**Tugas yang Diminta**
Lanjutkan berita tentang registrasi kartu prabayar di bawah ini, mulai setelah kalimat terakhir yang ada.

**Kutipan Teks**
TRIBUNNEWS.COM -- Banyaknya kartu prabayar yang dijual langsung aktif atau tanpa melalui registrasi yang benar, membuat banyak pihak khawatir. Terlebih lagi kartu prabayar yang dijual tersebut banyak dipergunakan untuk melakukan tindak pidana.
Maraknya penjualan kartu prabayar yang didaftarkan dengan menggunakan No Induk Kependudukan (NIK) dan No Kartu Keluarga (NKK) yang tidak sah tersebut mendorong Badan Regulasi Telekomunikasi Indonesia (BRTI) mengeluarkan Surat Edaran BRTI No 01 tahun 2018 dan Surat Ketetapan BRTI No 3 tahun 2008 tentang Larangan Penggunaan Data Kependudukan Tanpa Hak atau Melawan Hukum untuk Keperluan Registrasi Pelanggan Jasa Telekomunikasi.

**Data yang Ditampilkan**
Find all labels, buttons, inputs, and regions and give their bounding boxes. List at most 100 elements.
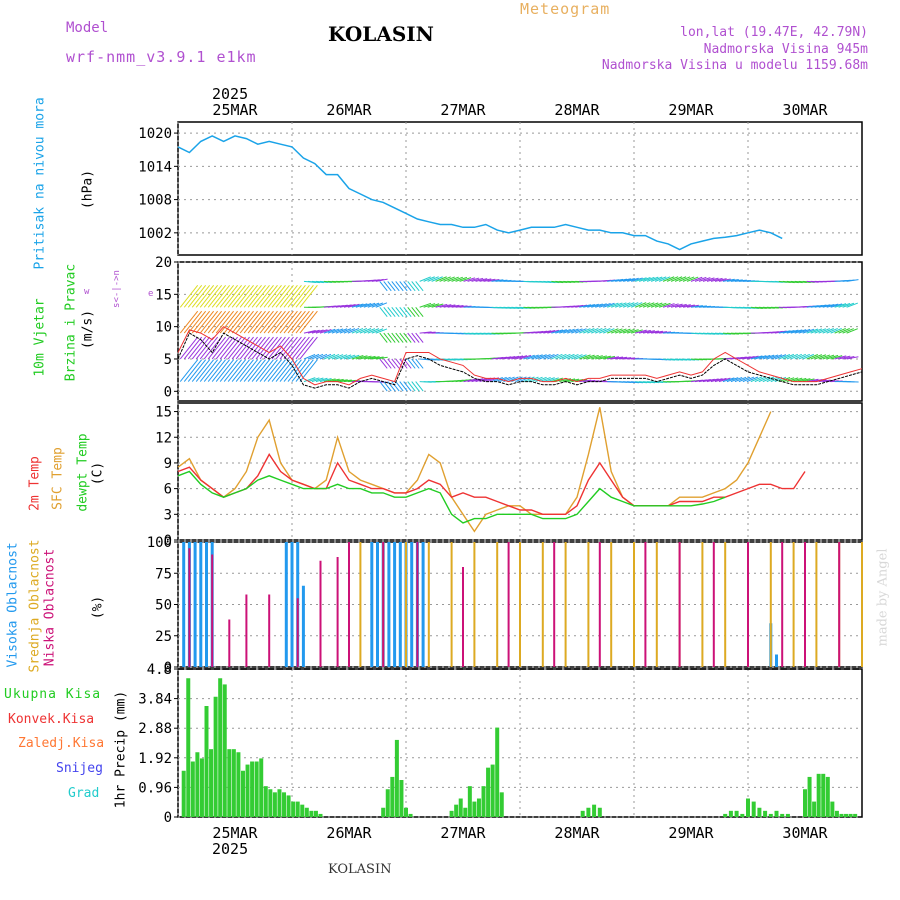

**Jawaban di Bawah**
Dalam aturan yang dikeluarkan tanggal 21 November yang lalu, BRTI mengajak Badan Reserse Kriminal Polri (Bareskrim Polri) untuk menindak setiap pelanggaran yang terjadi karena menggunakan data kependudukan tanpa hak untuk keperluan registrasi kartu prabayar.
Sabirin Mochtar, Direktur Pengendalian Pos dan Informatika Kementrian Komunikasi dan Informatika mengakui masih banyak NIK yang didaftarkan dengan jutaan nomer prabayar. Bahkan ada anak balita atau orang tua kelahiran tahun 1920 yang didaftarkan dengan lebih seratus nomer.
Berdasarkan data yang dimiliki oleh Kominfo hingga 30 November 2011, jumlah akses atau hits yang berhasil masuk ke Direktorat Jenderal Kependudukan dan Pencatatan Sipil (DUKCAPIL) mencapai 1,7 juta perhari.
Bahkan setiap hari menunjukkan trend peningkatan. Kominfo juga menemukan kasus dimana satu NIK didaftarkan lebih dari 50 ribu SIM Card dalam satu detik. Sabirin berharap dengan adanya surat edaran dan ketetapan BRTI ini, jumlah akses dan penyalahgunaan NIK untuk registrasi prabayar mengalami penurunan.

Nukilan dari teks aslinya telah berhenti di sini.